### Extracted records
------------------------------------

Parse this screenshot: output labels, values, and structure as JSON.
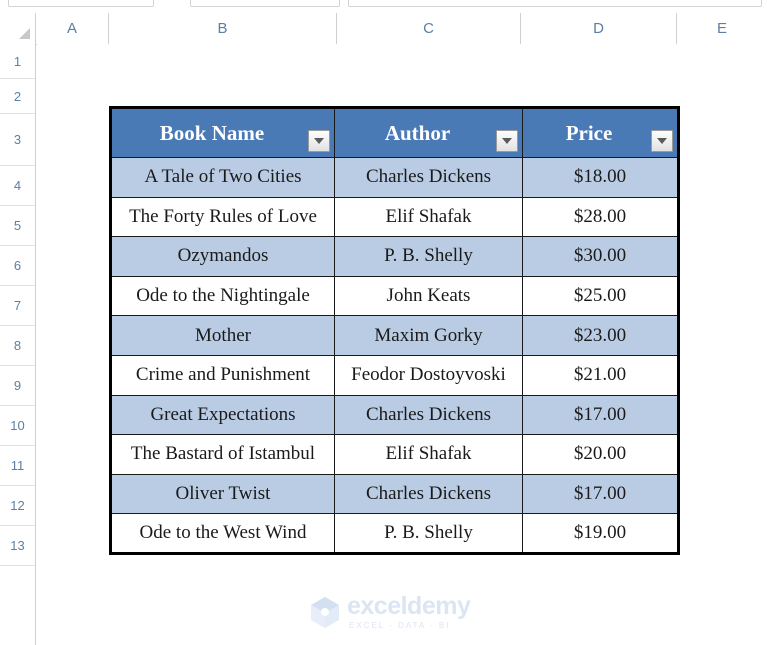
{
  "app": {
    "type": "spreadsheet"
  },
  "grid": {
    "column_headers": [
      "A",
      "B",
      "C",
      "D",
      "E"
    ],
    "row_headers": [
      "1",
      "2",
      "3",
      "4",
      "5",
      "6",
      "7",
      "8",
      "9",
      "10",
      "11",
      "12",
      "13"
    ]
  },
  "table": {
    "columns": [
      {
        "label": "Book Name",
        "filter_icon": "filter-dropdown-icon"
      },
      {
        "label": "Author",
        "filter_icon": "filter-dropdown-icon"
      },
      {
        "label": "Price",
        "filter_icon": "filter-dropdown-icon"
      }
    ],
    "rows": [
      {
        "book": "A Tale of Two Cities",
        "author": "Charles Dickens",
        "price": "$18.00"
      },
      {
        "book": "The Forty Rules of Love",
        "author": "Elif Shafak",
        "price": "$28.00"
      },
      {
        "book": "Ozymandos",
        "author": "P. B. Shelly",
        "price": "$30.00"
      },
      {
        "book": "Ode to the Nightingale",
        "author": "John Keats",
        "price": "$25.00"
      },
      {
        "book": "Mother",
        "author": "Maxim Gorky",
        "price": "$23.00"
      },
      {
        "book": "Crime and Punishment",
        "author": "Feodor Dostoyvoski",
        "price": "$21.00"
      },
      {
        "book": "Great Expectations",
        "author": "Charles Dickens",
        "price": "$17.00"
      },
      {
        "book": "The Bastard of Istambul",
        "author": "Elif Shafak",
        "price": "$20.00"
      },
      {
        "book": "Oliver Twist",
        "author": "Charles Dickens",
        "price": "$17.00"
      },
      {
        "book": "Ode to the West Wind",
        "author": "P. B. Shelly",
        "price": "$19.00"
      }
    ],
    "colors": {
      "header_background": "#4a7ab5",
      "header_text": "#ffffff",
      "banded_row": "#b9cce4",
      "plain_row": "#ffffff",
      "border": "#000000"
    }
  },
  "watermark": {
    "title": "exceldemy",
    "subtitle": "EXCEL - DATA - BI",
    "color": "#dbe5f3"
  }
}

------------------------------------

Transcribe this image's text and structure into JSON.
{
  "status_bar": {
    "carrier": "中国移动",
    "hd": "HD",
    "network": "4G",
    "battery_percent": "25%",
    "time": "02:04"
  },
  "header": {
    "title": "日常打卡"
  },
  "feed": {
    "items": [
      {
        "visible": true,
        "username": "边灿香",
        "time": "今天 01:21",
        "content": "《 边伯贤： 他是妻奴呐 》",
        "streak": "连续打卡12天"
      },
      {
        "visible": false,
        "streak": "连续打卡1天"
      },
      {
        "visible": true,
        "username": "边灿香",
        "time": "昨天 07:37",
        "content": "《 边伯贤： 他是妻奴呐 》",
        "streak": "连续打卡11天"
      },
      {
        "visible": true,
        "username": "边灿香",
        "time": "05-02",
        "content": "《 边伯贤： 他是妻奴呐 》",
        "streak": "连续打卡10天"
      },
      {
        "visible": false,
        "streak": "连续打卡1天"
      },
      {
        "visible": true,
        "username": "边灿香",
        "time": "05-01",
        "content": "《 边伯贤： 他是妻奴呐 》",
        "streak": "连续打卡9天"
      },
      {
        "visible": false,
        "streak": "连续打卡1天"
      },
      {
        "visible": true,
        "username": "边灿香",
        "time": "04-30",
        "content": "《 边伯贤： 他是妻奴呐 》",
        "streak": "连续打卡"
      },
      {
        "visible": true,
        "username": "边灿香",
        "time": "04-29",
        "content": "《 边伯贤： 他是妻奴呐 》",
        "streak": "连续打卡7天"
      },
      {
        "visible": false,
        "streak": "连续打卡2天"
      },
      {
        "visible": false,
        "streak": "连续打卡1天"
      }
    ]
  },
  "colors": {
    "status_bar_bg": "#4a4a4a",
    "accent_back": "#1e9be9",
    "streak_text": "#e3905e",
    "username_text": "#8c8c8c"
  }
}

------------------------------------

### Instructions for the task
All lines that include "structure" are to be gathered and copied.

### Complete response
Parse this screenshot: output labels, values, and structure as JSON.
Transcribe this image's text and structure into JSON.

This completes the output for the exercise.